What the task asks
Copy the records below word for word, from the first line to the last. Omit the pictures.

Supplied data
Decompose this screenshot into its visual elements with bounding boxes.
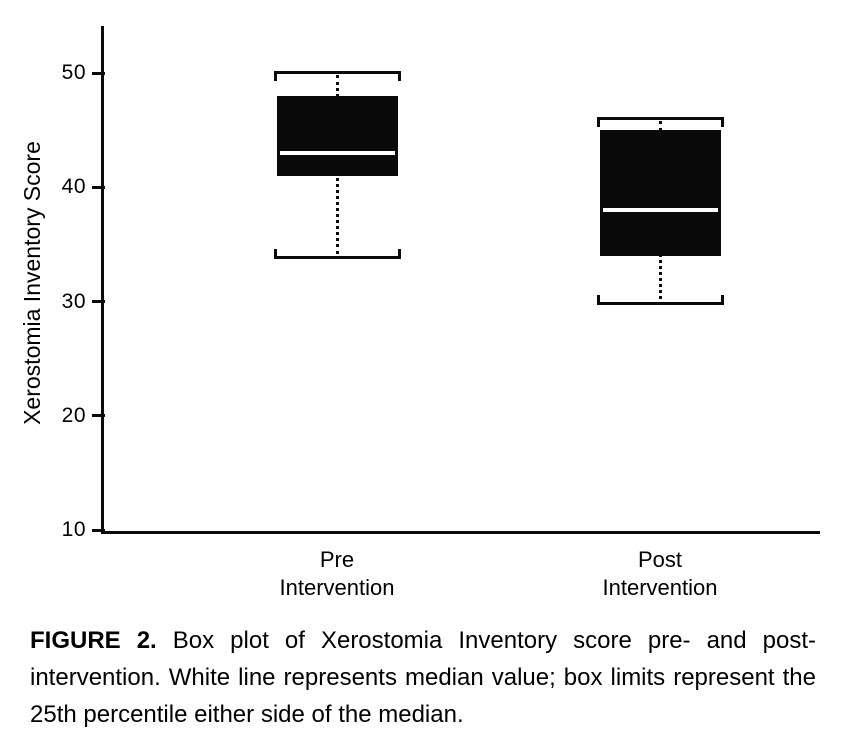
box xyxy=(276,95,398,176)
y-tick-label: 30 xyxy=(61,289,86,313)
x-tick-label-line: Pre xyxy=(319,547,355,572)
x-tick-label-line: Post xyxy=(637,547,683,572)
y-axis-line xyxy=(101,26,104,534)
figure-caption-text: Box plot of Xerostomia Inventory score p… xyxy=(30,627,817,728)
whisker-upper-cap xyxy=(273,71,401,81)
y-tick-label: 50 xyxy=(61,61,86,84)
y-tick-label: 20 xyxy=(61,403,86,427)
x-tick-label-line: Intervention xyxy=(279,575,395,600)
median-line xyxy=(279,150,395,155)
y-tick-mark xyxy=(92,300,105,303)
box xyxy=(599,130,721,256)
y-tick-mark xyxy=(92,528,105,532)
median-line xyxy=(602,208,718,213)
whisker-upper-cap xyxy=(596,116,724,127)
y-tick-label: 40 xyxy=(61,175,86,199)
x-tick-label: Post Intervention xyxy=(560,546,760,602)
boxplot-chart: Xerostomia Inventory Score 10 20 30 40 50 Pr… xyxy=(19,26,820,602)
y-tick-mark xyxy=(92,185,105,189)
x-axis-line xyxy=(101,531,820,534)
x-tick-label-line: Intervention xyxy=(602,575,718,600)
x-tick-label: Pre Intervention xyxy=(237,546,437,602)
whisker-lower-cap xyxy=(273,248,401,259)
figure-caption: FIGURE 2. Box plot of Xerostomia Invento… xyxy=(30,622,816,733)
figure-caption-label: FIGURE 2. xyxy=(30,627,157,654)
whisker-lower-cap xyxy=(596,294,724,305)
y-tick-mark xyxy=(92,71,105,75)
y-tick-label: 10 xyxy=(61,518,86,541)
y-tick-mark xyxy=(92,414,105,418)
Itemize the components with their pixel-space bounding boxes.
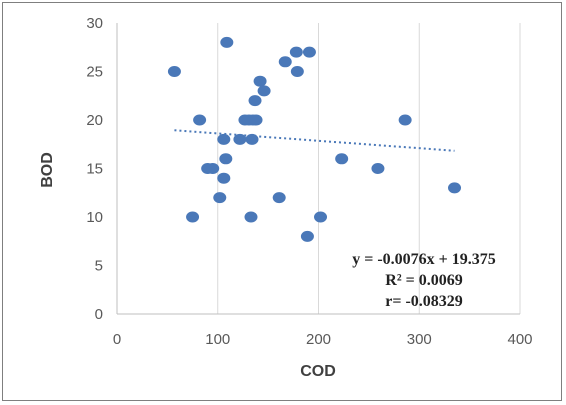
- data-point: [272, 192, 286, 204]
- data-point: [167, 66, 181, 77]
- x-tick-label: 0: [113, 331, 121, 348]
- data-point: [335, 153, 349, 165]
- axes: [116, 23, 520, 315]
- data-point: [244, 211, 258, 223]
- x-tick-label: 100: [205, 331, 230, 348]
- annotation-r: r= -0.08329: [385, 293, 463, 310]
- data-point: [220, 36, 234, 48]
- trendline-group: [174, 129, 455, 152]
- data-point: [248, 95, 262, 107]
- y-tick-label: 5: [95, 258, 103, 275]
- data-point: [448, 182, 462, 194]
- gridlines: [217, 23, 521, 314]
- data-point: [371, 163, 385, 174]
- data-point: [257, 85, 271, 97]
- data-point: [219, 153, 233, 165]
- data-point: [217, 133, 231, 145]
- data-point: [217, 172, 231, 184]
- annotation-r-squared: R² = 0.0069: [385, 272, 462, 289]
- trendline: [174, 129, 455, 152]
- data-point: [249, 114, 263, 126]
- data-point: [193, 114, 207, 126]
- y-axis-title: BOD: [39, 152, 56, 188]
- x-tick-labels: 0 100 200 300 400: [113, 331, 533, 348]
- data-point: [398, 114, 412, 126]
- data-point: [233, 133, 247, 145]
- data-point: [300, 230, 314, 242]
- data-points: [167, 36, 462, 242]
- x-tick-label: 300: [407, 331, 432, 348]
- data-point: [290, 66, 304, 77]
- y-tick-label: 25: [86, 64, 103, 81]
- data-point: [289, 46, 303, 58]
- y-tick-labels: 0 5 10 15 20 25 30: [86, 15, 103, 323]
- data-point: [278, 56, 292, 68]
- y-tick-label: 20: [86, 112, 103, 129]
- data-point: [213, 192, 227, 204]
- x-axis-title: COD: [300, 363, 336, 380]
- data-point: [206, 163, 220, 174]
- y-tick-label: 15: [86, 161, 103, 178]
- data-point: [302, 46, 316, 58]
- y-tick-label: 10: [86, 209, 103, 226]
- data-point: [186, 211, 200, 223]
- annotation-equation: y = -0.0076x + 19.375: [352, 251, 496, 268]
- data-point: [253, 75, 267, 87]
- x-tick-label: 200: [306, 331, 331, 348]
- data-point: [245, 133, 259, 145]
- y-tick-label: 0: [95, 306, 103, 323]
- y-tick-label: 30: [86, 15, 103, 32]
- data-point: [314, 211, 328, 223]
- x-tick-label: 400: [507, 331, 532, 348]
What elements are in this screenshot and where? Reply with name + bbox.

Exercise output
Decompose this screenshot into its visual elements with bounding boxes.
box xyxy=(276,95,398,176)
y-tick-label: 30 xyxy=(61,289,86,313)
x-tick-label-line: Pre xyxy=(319,547,355,572)
x-tick-label-line: Post xyxy=(637,547,683,572)
y-axis-line xyxy=(101,26,104,534)
figure-caption-text: Box plot of Xerostomia Inventory score p… xyxy=(30,627,817,728)
whisker-upper-cap xyxy=(273,71,401,81)
y-tick-label: 50 xyxy=(61,61,86,84)
y-tick-label: 20 xyxy=(61,403,86,427)
x-tick-label-line: Intervention xyxy=(279,575,395,600)
median-line xyxy=(279,150,395,155)
y-tick-mark xyxy=(92,300,105,303)
box xyxy=(599,130,721,256)
y-tick-mark xyxy=(92,528,105,532)
median-line xyxy=(602,208,718,213)
whisker-upper-cap xyxy=(596,116,724,127)
y-tick-label: 40 xyxy=(61,175,86,199)
x-tick-label: Post Intervention xyxy=(560,546,760,602)
boxplot-chart: Xerostomia Inventory Score 10 20 30 40 50 Pr… xyxy=(19,26,820,602)
y-tick-mark xyxy=(92,185,105,189)
x-axis-line xyxy=(101,531,820,534)
x-tick-label-line: Intervention xyxy=(602,575,718,600)
x-tick-label: Pre Intervention xyxy=(237,546,437,602)
whisker-lower-cap xyxy=(273,248,401,259)
figure-caption: FIGURE 2. Box plot of Xerostomia Invento… xyxy=(30,622,816,733)
figure-caption-label: FIGURE 2. xyxy=(30,627,157,654)
whisker-lower-cap xyxy=(596,294,724,305)
y-tick-mark xyxy=(92,71,105,75)
y-tick-label: 10 xyxy=(61,518,86,541)
y-tick-mark xyxy=(92,414,105,418)
Itemize the components with their pixel-space bounding boxes.
- data-point: [272, 192, 286, 204]
- data-point: [167, 66, 181, 77]
- x-tick-label: 0: [113, 331, 121, 348]
- data-point: [335, 153, 349, 165]
- axes: [116, 23, 520, 315]
- data-point: [244, 211, 258, 223]
- x-tick-label: 100: [205, 331, 230, 348]
- annotation-r: r= -0.08329: [385, 293, 463, 310]
- data-point: [220, 36, 234, 48]
- trendline-group: [174, 129, 455, 152]
- data-point: [248, 95, 262, 107]
- y-tick-label: 5: [95, 258, 103, 275]
- data-point: [448, 182, 462, 194]
- gridlines: [217, 23, 521, 314]
- data-point: [371, 163, 385, 174]
- data-point: [257, 85, 271, 97]
- data-point: [219, 153, 233, 165]
- data-point: [217, 133, 231, 145]
- data-point: [217, 172, 231, 184]
- annotation-r-squared: R² = 0.0069: [385, 272, 462, 289]
- trendline: [174, 129, 455, 152]
- data-point: [249, 114, 263, 126]
- data-point: [193, 114, 207, 126]
- y-axis-title: BOD: [39, 152, 56, 188]
- x-tick-labels: 0 100 200 300 400: [113, 331, 533, 348]
- data-point: [398, 114, 412, 126]
- data-point: [233, 133, 247, 145]
- data-point: [300, 230, 314, 242]
- data-points: [167, 36, 462, 242]
- x-tick-label: 300: [407, 331, 432, 348]
- data-point: [290, 66, 304, 77]
- y-tick-label: 25: [86, 64, 103, 81]
- data-point: [289, 46, 303, 58]
- y-tick-labels: 0 5 10 15 20 25 30: [86, 15, 103, 323]
- data-point: [278, 56, 292, 68]
- y-tick-label: 20: [86, 112, 103, 129]
- data-point: [213, 192, 227, 204]
- x-axis-title: COD: [300, 363, 336, 380]
- data-point: [206, 163, 220, 174]
- y-tick-label: 15: [86, 161, 103, 178]
- data-point: [302, 46, 316, 58]
- y-tick-label: 10: [86, 209, 103, 226]
- data-point: [186, 211, 200, 223]
- annotation-equation: y = -0.0076x + 19.375: [352, 251, 496, 268]
- data-point: [253, 75, 267, 87]
- x-tick-label: 200: [306, 331, 331, 348]
- data-point: [245, 133, 259, 145]
- y-tick-label: 0: [95, 306, 103, 323]
- y-tick-label: 30: [86, 15, 103, 32]
- data-point: [314, 211, 328, 223]
- x-tick-label: 400: [507, 331, 532, 348]
What elements are in this screenshot and where? Reply with name + bbox.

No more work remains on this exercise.